▸ **WHAT IS BEING ASKED**:
Return each line holding the string "title".
─── GIVEN INFORMATION ───
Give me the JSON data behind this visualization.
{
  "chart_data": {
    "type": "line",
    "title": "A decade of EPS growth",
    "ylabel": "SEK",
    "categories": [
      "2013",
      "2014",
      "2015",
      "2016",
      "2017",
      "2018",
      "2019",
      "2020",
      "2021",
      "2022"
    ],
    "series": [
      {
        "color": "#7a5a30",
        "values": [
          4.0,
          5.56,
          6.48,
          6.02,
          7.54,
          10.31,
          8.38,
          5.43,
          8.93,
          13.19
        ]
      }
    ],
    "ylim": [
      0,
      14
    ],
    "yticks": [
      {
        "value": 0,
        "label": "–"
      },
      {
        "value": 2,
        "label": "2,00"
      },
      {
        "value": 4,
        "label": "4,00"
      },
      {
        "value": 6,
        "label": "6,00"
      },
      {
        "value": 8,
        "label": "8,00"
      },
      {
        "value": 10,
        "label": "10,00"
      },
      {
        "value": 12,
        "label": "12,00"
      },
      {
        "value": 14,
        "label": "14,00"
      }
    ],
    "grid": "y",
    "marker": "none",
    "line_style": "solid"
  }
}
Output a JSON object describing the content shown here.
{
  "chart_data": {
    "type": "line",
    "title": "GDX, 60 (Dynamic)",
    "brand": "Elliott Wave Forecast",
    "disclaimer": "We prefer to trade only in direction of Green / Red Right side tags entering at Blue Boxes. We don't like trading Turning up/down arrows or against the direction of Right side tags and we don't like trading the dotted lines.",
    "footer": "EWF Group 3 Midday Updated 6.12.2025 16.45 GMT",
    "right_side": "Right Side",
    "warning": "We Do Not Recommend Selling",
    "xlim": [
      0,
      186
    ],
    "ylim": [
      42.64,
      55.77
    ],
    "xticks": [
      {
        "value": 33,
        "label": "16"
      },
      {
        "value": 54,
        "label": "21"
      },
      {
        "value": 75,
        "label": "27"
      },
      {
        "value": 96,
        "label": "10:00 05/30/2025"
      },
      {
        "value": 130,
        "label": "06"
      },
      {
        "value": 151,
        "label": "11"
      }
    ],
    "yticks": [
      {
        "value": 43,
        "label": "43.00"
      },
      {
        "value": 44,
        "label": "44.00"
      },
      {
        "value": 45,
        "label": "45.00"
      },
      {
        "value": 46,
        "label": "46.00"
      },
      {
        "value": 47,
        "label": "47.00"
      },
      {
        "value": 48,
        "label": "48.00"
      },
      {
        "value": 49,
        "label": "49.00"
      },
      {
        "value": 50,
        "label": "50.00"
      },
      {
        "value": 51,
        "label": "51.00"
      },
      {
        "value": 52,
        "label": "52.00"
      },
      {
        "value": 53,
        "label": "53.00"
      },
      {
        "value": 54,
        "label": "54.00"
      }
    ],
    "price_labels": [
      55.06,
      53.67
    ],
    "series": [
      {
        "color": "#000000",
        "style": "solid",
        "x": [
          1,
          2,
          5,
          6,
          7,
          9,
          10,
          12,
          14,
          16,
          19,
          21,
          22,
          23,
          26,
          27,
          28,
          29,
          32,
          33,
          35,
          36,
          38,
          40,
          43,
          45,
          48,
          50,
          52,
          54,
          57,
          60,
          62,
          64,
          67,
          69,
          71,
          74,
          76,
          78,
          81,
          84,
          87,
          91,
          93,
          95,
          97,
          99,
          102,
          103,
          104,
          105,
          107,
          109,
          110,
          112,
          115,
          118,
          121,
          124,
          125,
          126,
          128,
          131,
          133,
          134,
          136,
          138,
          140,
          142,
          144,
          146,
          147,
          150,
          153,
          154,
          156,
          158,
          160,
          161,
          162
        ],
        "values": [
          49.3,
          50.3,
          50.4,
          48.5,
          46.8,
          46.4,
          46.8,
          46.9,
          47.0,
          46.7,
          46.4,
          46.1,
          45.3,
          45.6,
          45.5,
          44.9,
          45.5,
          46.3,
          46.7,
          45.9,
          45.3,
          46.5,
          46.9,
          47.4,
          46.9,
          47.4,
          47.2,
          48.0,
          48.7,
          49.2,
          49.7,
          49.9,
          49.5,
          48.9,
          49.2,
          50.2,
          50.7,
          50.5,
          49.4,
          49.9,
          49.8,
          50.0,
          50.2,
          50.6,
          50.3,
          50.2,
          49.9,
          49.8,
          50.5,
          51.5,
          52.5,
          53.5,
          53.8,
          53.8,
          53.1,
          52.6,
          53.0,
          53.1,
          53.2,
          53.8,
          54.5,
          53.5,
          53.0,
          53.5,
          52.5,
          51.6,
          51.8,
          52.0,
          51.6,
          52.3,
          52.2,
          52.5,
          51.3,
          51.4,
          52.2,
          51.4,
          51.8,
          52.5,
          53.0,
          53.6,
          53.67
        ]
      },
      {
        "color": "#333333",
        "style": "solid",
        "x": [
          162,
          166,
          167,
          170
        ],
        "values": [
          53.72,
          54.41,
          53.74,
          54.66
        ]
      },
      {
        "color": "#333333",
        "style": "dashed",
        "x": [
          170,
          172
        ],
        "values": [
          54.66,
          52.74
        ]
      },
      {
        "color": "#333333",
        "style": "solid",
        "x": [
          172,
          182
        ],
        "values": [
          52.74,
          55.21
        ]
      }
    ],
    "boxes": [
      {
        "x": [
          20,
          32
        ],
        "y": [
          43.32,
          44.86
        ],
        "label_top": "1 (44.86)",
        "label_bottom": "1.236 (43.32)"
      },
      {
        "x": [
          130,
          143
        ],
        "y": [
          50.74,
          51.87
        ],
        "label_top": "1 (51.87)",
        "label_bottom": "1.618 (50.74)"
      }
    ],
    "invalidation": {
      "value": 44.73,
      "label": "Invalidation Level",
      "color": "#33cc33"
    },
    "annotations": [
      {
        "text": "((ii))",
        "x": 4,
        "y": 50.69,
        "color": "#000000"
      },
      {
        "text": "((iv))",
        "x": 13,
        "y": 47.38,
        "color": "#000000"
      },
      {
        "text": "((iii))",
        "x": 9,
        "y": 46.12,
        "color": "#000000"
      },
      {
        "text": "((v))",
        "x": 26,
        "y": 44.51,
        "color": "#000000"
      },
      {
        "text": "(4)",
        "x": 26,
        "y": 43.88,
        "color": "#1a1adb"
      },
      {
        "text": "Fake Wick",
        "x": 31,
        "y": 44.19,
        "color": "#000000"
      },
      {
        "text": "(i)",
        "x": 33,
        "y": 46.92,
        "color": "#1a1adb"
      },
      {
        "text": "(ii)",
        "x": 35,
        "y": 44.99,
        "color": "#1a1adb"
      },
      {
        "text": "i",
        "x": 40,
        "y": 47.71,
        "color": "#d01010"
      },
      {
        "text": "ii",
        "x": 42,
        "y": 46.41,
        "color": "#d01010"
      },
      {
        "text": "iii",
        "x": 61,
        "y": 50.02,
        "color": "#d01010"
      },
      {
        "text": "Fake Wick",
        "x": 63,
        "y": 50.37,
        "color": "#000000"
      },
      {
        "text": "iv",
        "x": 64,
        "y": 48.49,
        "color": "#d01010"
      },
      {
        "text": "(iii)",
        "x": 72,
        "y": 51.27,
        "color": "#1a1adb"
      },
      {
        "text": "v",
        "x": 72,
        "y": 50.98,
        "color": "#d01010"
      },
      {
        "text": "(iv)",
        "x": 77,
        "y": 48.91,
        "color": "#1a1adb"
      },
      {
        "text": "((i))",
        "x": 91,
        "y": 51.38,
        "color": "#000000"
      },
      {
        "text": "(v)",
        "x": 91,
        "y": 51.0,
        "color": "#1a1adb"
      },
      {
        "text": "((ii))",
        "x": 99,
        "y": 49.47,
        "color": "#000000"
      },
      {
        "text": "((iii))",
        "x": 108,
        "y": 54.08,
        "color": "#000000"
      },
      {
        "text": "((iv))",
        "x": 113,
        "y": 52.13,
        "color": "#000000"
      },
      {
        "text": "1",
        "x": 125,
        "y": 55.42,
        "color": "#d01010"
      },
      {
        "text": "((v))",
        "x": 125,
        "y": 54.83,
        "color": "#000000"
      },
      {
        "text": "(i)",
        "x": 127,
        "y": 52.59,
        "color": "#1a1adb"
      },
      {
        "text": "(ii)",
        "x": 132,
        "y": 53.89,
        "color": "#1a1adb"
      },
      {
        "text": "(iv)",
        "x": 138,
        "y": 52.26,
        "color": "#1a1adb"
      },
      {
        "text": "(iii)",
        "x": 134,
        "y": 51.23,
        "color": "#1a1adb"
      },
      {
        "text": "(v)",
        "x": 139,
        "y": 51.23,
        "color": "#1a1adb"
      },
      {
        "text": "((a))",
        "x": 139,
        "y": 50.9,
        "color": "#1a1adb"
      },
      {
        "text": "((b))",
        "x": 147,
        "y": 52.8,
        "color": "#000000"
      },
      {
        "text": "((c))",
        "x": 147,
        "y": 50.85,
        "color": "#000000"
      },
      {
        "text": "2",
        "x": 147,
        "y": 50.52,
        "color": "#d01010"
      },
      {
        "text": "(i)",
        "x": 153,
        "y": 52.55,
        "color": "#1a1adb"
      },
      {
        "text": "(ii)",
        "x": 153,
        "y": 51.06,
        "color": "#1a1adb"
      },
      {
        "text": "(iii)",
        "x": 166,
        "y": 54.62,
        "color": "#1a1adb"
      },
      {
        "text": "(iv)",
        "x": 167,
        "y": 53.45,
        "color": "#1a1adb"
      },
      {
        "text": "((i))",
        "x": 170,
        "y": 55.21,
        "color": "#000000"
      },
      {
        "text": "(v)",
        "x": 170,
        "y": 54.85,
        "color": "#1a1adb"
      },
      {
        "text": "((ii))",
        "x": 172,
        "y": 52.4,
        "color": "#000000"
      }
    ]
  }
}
───
▸ **FULL ANSWER**:
    "title": "A decade of EPS growth",
    "title": "GDX, 60 (Dynamic)",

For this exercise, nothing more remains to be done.